── Given entries ──

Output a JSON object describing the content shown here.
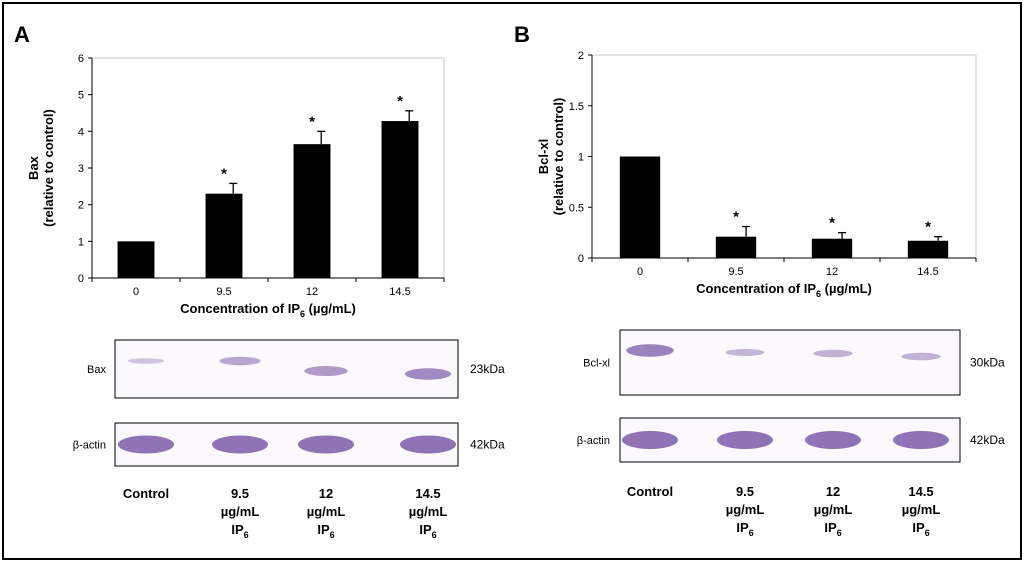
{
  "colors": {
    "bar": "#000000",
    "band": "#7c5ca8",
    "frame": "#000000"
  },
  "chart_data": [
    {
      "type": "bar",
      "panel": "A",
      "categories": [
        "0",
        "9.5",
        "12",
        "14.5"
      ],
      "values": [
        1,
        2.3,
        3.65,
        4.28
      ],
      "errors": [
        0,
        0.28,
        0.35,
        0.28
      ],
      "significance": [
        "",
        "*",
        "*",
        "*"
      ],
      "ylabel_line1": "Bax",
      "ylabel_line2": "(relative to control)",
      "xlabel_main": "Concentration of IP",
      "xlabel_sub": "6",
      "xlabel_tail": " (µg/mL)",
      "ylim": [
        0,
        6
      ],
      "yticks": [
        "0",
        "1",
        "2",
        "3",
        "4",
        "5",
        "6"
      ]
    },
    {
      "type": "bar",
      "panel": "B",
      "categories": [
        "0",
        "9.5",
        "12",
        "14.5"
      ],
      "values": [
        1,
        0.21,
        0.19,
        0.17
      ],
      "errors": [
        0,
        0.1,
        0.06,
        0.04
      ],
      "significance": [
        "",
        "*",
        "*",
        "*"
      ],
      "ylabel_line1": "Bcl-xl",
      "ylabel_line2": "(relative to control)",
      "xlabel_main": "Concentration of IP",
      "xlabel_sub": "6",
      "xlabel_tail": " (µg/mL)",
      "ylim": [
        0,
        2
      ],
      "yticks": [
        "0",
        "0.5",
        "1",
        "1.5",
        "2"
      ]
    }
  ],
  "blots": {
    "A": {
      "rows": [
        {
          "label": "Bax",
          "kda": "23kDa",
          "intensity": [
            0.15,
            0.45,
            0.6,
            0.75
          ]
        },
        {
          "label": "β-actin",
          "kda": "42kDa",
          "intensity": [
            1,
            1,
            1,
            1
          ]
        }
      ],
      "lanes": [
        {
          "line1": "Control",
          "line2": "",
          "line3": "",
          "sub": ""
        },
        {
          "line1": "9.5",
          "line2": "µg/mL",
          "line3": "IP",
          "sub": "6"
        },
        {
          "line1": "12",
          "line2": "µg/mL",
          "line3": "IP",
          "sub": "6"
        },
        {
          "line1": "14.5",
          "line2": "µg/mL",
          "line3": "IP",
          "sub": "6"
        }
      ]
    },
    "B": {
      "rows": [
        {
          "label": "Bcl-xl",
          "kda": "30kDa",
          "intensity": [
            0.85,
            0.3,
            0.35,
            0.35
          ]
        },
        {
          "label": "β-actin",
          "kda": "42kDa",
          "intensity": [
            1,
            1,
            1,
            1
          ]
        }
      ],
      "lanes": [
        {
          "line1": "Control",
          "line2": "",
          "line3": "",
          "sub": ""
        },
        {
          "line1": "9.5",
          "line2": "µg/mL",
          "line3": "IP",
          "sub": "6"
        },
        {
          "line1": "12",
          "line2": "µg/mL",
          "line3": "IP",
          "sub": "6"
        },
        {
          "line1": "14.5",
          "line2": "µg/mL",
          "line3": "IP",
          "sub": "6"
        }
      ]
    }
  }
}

───

Every entry must be written out exactly, with all pictures left out.

Response below -
Output a JSON object describing the content shown here.
{
  "colors": {
    "bar": "#000000",
    "band": "#7c5ca8",
    "frame": "#000000"
  },
  "chart_data": [
    {
      "type": "bar",
      "panel": "A",
      "categories": [
        "0",
        "9.5",
        "12",
        "14.5"
      ],
      "values": [
        1,
        2.3,
        3.65,
        4.28
      ],
      "errors": [
        0,
        0.28,
        0.35,
        0.28
      ],
      "significance": [
        "",
        "*",
        "*",
        "*"
      ],
      "ylabel_line1": "Bax",
      "ylabel_line2": "(relative to control)",
      "xlabel_main": "Concentration of IP",
      "xlabel_sub": "6",
      "xlabel_tail": " (µg/mL)",
      "ylim": [
        0,
        6
      ],
      "yticks": [
        "0",
        "1",
        "2",
        "3",
        "4",
        "5",
        "6"
      ]
    },
    {
      "type": "bar",
      "panel": "B",
      "categories": [
        "0",
        "9.5",
        "12",
        "14.5"
      ],
      "values": [
        1,
        0.21,
        0.19,
        0.17
      ],
      "errors": [
        0,
        0.1,
        0.06,
        0.04
      ],
      "significance": [
        "",
        "*",
        "*",
        "*"
      ],
      "ylabel_line1": "Bcl-xl",
      "ylabel_line2": "(relative to control)",
      "xlabel_main": "Concentration of IP",
      "xlabel_sub": "6",
      "xlabel_tail": " (µg/mL)",
      "ylim": [
        0,
        2
      ],
      "yticks": [
        "0",
        "0.5",
        "1",
        "1.5",
        "2"
      ]
    }
  ],
  "blots": {
    "A": {
      "rows": [
        {
          "label": "Bax",
          "kda": "23kDa",
          "intensity": [
            0.15,
            0.45,
            0.6,
            0.75
          ]
        },
        {
          "label": "β-actin",
          "kda": "42kDa",
          "intensity": [
            1,
            1,
            1,
            1
          ]
        }
      ],
      "lanes": [
        {
          "line1": "Control",
          "line2": "",
          "line3": "",
          "sub": ""
        },
        {
          "line1": "9.5",
          "line2": "µg/mL",
          "line3": "IP",
          "sub": "6"
        },
        {
          "line1": "12",
          "line2": "µg/mL",
          "line3": "IP",
          "sub": "6"
        },
        {
          "line1": "14.5",
          "line2": "µg/mL",
          "line3": "IP",
          "sub": "6"
        }
      ]
    },
    "B": {
      "rows": [
        {
          "label": "Bcl-xl",
          "kda": "30kDa",
          "intensity": [
            0.85,
            0.3,
            0.35,
            0.35
          ]
        },
        {
          "label": "β-actin",
          "kda": "42kDa",
          "intensity": [
            1,
            1,
            1,
            1
          ]
        }
      ],
      "lanes": [
        {
          "line1": "Control",
          "line2": "",
          "line3": "",
          "sub": ""
        },
        {
          "line1": "9.5",
          "line2": "µg/mL",
          "line3": "IP",
          "sub": "6"
        },
        {
          "line1": "12",
          "line2": "µg/mL",
          "line3": "IP",
          "sub": "6"
        },
        {
          "line1": "14.5",
          "line2": "µg/mL",
          "line3": "IP",
          "sub": "6"
        }
      ]
    }
  }
}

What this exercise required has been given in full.